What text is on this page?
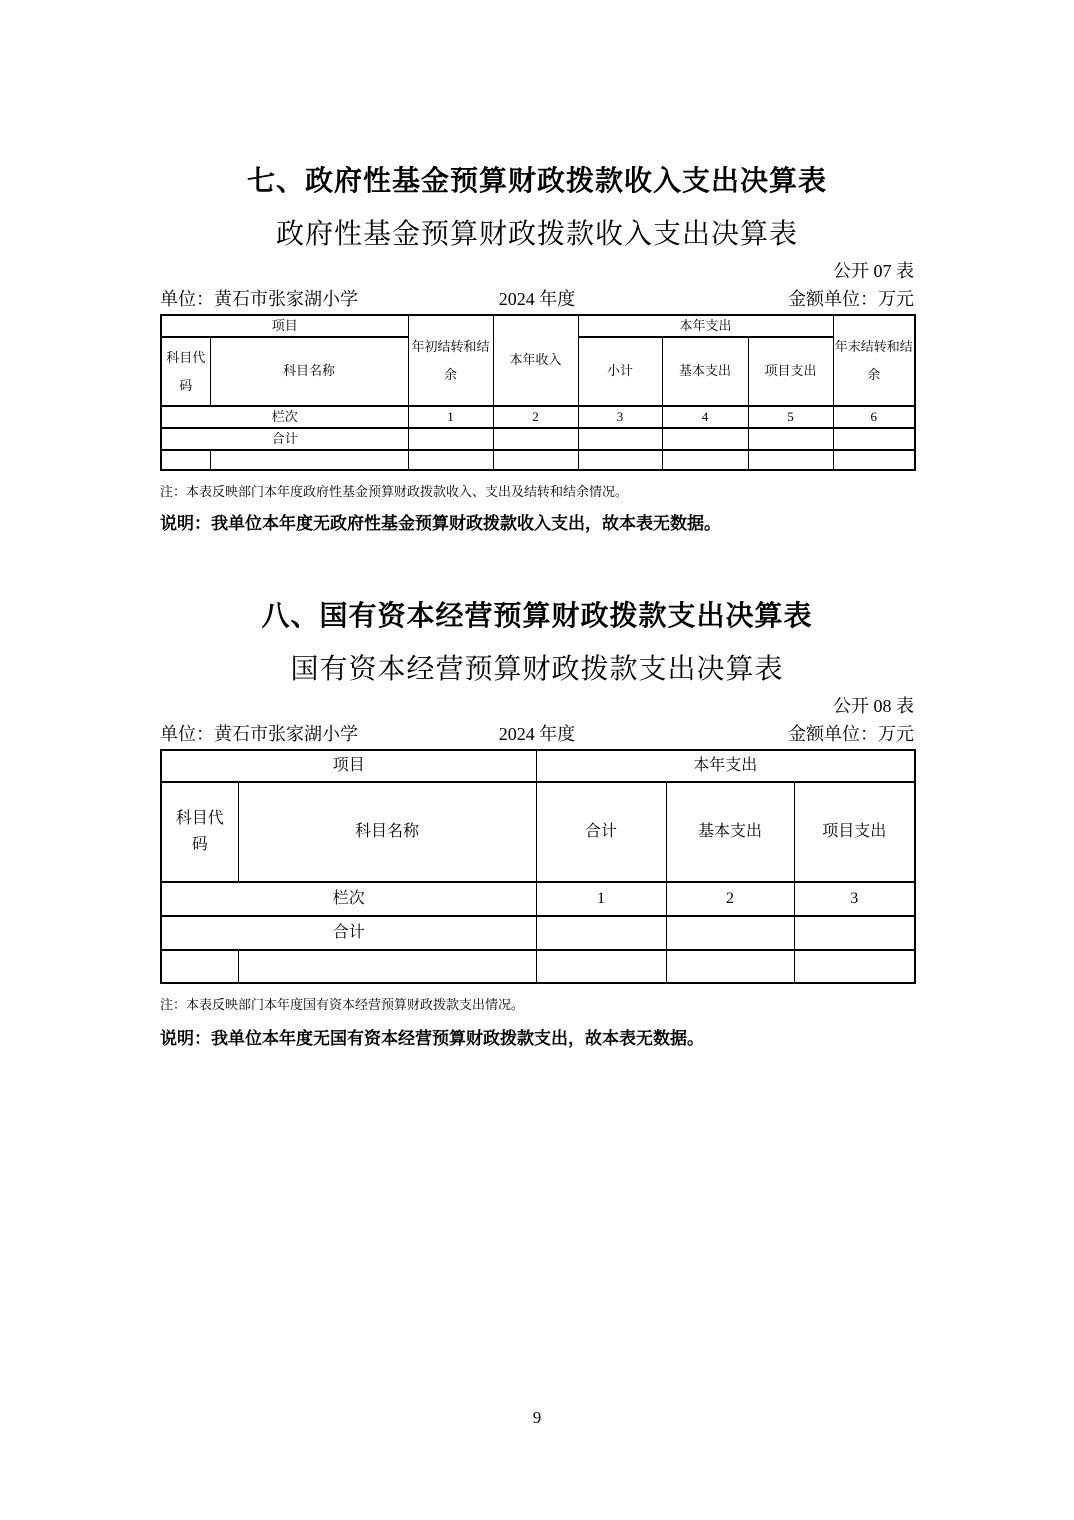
七、政府性基金预算财政拨款收入支出决算表
政府性基金预算财政拨款收入支出决算表
公开 07 表
单位：黄石市张家湖小学	2024 年度	金额单位：万元
项目		年初结转和结余	本年收入	本年支出			年末结转和结余
科目代码	科目名称			小计	基本支出	项目支出	
栏次		1	2	3	4	5	6
合计							

注：本表反映部门本年度政府性基金预算财政拨款收入、支出及结转和结余情况。
说明：我单位本年度无政府性基金预算财政拨款收入支出，故本表无数据。
八、国有资本经营预算财政拨款支出决算表
国有资本经营预算财政拨款支出决算表
公开 08 表
单位：黄石市张家湖小学	2024 年度	金额单位：万元
项目		本年支出		
科目代码	科目名称	合计	基本支出	项目支出
栏次		1	2	3
合计				

注：本表反映部门本年度国有资本经营预算财政拨款支出情况。
说明：我单位本年度无国有资本经营预算财政拨款支出，故本表无数据。
9
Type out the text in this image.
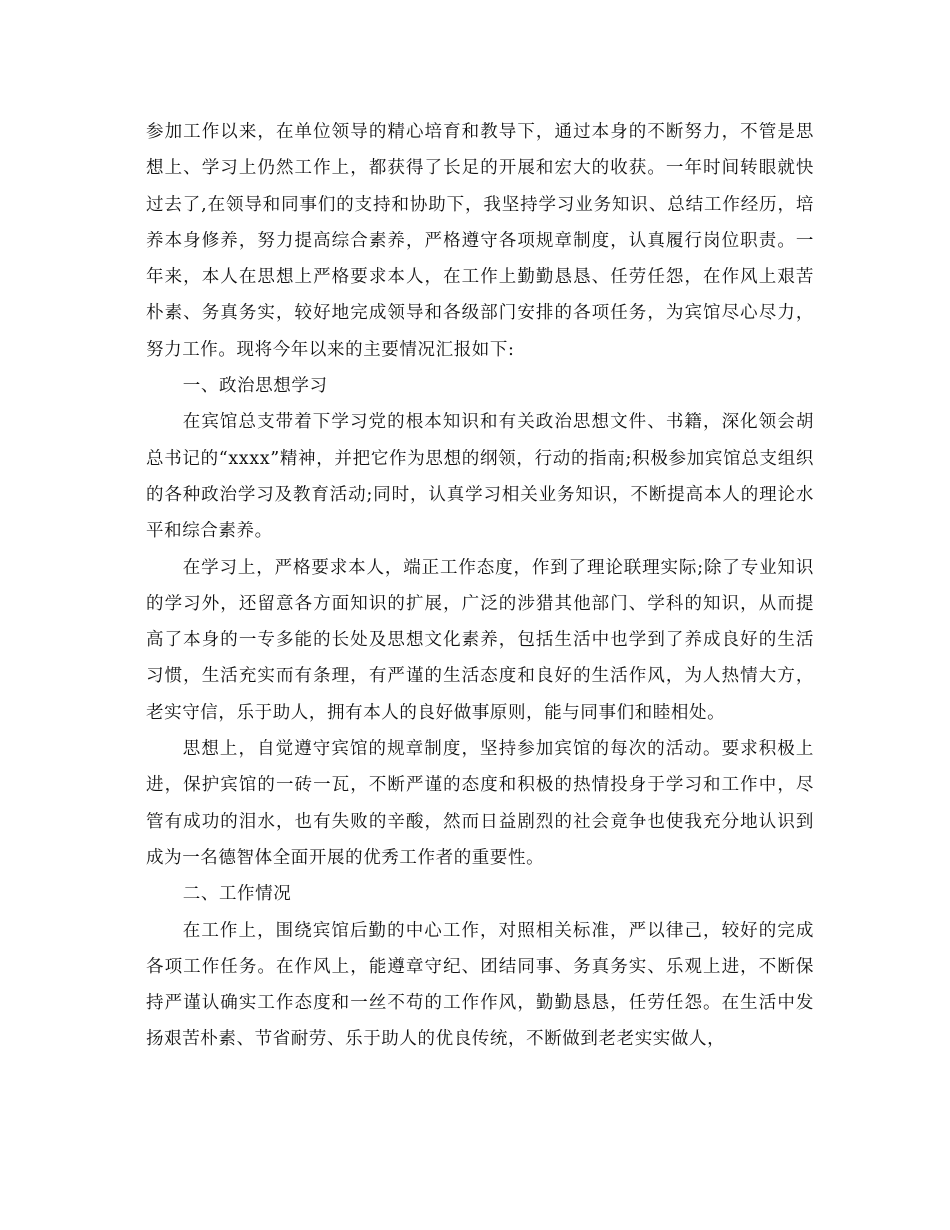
参加工作以来，在单位领导的精心培育和教导下，通过本身的不断努力，不管是思想上、学习上仍然工作上，都获得了长足的开展和宏大的收获。一年时间转眼就快过去了,在领导和同事们的支持和协助下，我坚持学习业务知识、总结工作经历，培养本身修养，努力提高综合素养，严格遵守各项规章制度，认真履行岗位职责。一年来，本人在思想上严格要求本人，在工作上勤勤恳恳、任劳任怨，在作风上艰苦朴素、务真务实，较好地完成领导和各级部门安排的各项任务，为宾馆尽心尽力，努力工作。现将今年以来的主要情况汇报如下:

一、政治思想学习

在宾馆总支带着下学习党的根本知识和有关政治思想文件、书籍，深化领会胡总书记的“xxxx”精神，并把它作为思想的纲领，行动的指南;积极参加宾馆总支组织的各种政治学习及教育活动;同时，认真学习相关业务知识，不断提高本人的理论水平和综合素养。

在学习上，严格要求本人，端正工作态度，作到了理论联理实际;除了专业知识的学习外，还留意各方面知识的扩展，广泛的涉猎其他部门、学科的知识，从而提高了本身的一专多能的长处及思想文化素养，包括生活中也学到了养成良好的生活习惯，生活充实而有条理，有严谨的生活态度和良好的生活作风，为人热情大方，老实守信，乐于助人，拥有本人的良好做事原则，能与同事们和睦相处。

思想上，自觉遵守宾馆的规章制度，坚持参加宾馆的每次的活动。要求积极上进，保护宾馆的一砖一瓦，不断严谨的态度和积极的热情投身于学习和工作中，尽管有成功的泪水，也有失败的辛酸，然而日益剧烈的社会竟争也使我充分地认识到成为一名德智体全面开展的优秀工作者的重要性。

二、工作情况

在工作上，围绕宾馆后勤的中心工作，对照相关标准，严以律己，较好的完成各项工作任务。在作风上，能遵章守纪、团结同事、务真务实、乐观上进，不断保持严谨认确实工作态度和一丝不苟的工作作风，勤勤恳恳，任劳任怨。在生活中发扬艰苦朴素、节省耐劳、乐于助人的优良传统，不断做到老老实实做人，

------------------------------

▶ **The task**: Copy every line above word for word and exclude the pictures.

▶ **Correct answer**:
What text is on this page?
七、政府性基金预算财政拨款收入支出决算表
政府性基金预算财政拨款收入支出决算表
公开 07 表
单位：黄石市张家湖小学	2024 年度	金额单位：万元
项目		年初结转和结余	本年收入	本年支出			年末结转和结余
科目代码	科目名称			小计	基本支出	项目支出	
栏次		1	2	3	4	5	6
合计							

注：本表反映部门本年度政府性基金预算财政拨款收入、支出及结转和结余情况。
说明：我单位本年度无政府性基金预算财政拨款收入支出，故本表无数据。
八、国有资本经营预算财政拨款支出决算表
国有资本经营预算财政拨款支出决算表
公开 08 表
单位：黄石市张家湖小学	2024 年度	金额单位：万元
项目		本年支出		
科目代码	科目名称	合计	基本支出	项目支出
栏次		1	2	3
合计				

注：本表反映部门本年度国有资本经营预算财政拨款支出情况。
说明：我单位本年度无国有资本经营预算财政拨款支出，故本表无数据。
9
Type out the text in this image.
参加工作以来，在单位领导的精心培育和教导下，通过本身的不断努力，不管是思想上、学习上仍然工作上，都获得了长足的开展和宏大的收获。一年时间转眼就快过去了,在领导和同事们的支持和协助下，我坚持学习业务知识、总结工作经历，培养本身修养，努力提高综合素养，严格遵守各项规章制度，认真履行岗位职责。一年来，本人在思想上严格要求本人，在工作上勤勤恳恳、任劳任怨，在作风上艰苦朴素、务真务实，较好地完成领导和各级部门安排的各项任务，为宾馆尽心尽力，努力工作。现将今年以来的主要情况汇报如下:

一、政治思想学习

在宾馆总支带着下学习党的根本知识和有关政治思想文件、书籍，深化领会胡总书记的“xxxx”精神，并把它作为思想的纲领，行动的指南;积极参加宾馆总支组织的各种政治学习及教育活动;同时，认真学习相关业务知识，不断提高本人的理论水平和综合素养。

在学习上，严格要求本人，端正工作态度，作到了理论联理实际;除了专业知识的学习外，还留意各方面知识的扩展，广泛的涉猎其他部门、学科的知识，从而提高了本身的一专多能的长处及思想文化素养，包括生活中也学到了养成良好的生活习惯，生活充实而有条理，有严谨的生活态度和良好的生活作风，为人热情大方，老实守信，乐于助人，拥有本人的良好做事原则，能与同事们和睦相处。

思想上，自觉遵守宾馆的规章制度，坚持参加宾馆的每次的活动。要求积极上进，保护宾馆的一砖一瓦，不断严谨的态度和积极的热情投身于学习和工作中，尽管有成功的泪水，也有失败的辛酸，然而日益剧烈的社会竟争也使我充分地认识到成为一名德智体全面开展的优秀工作者的重要性。

二、工作情况

在工作上，围绕宾馆后勤的中心工作，对照相关标准，严以律己，较好的完成各项工作任务。在作风上，能遵章守纪、团结同事、务真务实、乐观上进，不断保持严谨认确实工作态度和一丝不苟的工作作风，勤勤恳恳，任劳任怨。在生活中发扬艰苦朴素、节省耐劳、乐于助人的优良传统，不断做到老老实实做人，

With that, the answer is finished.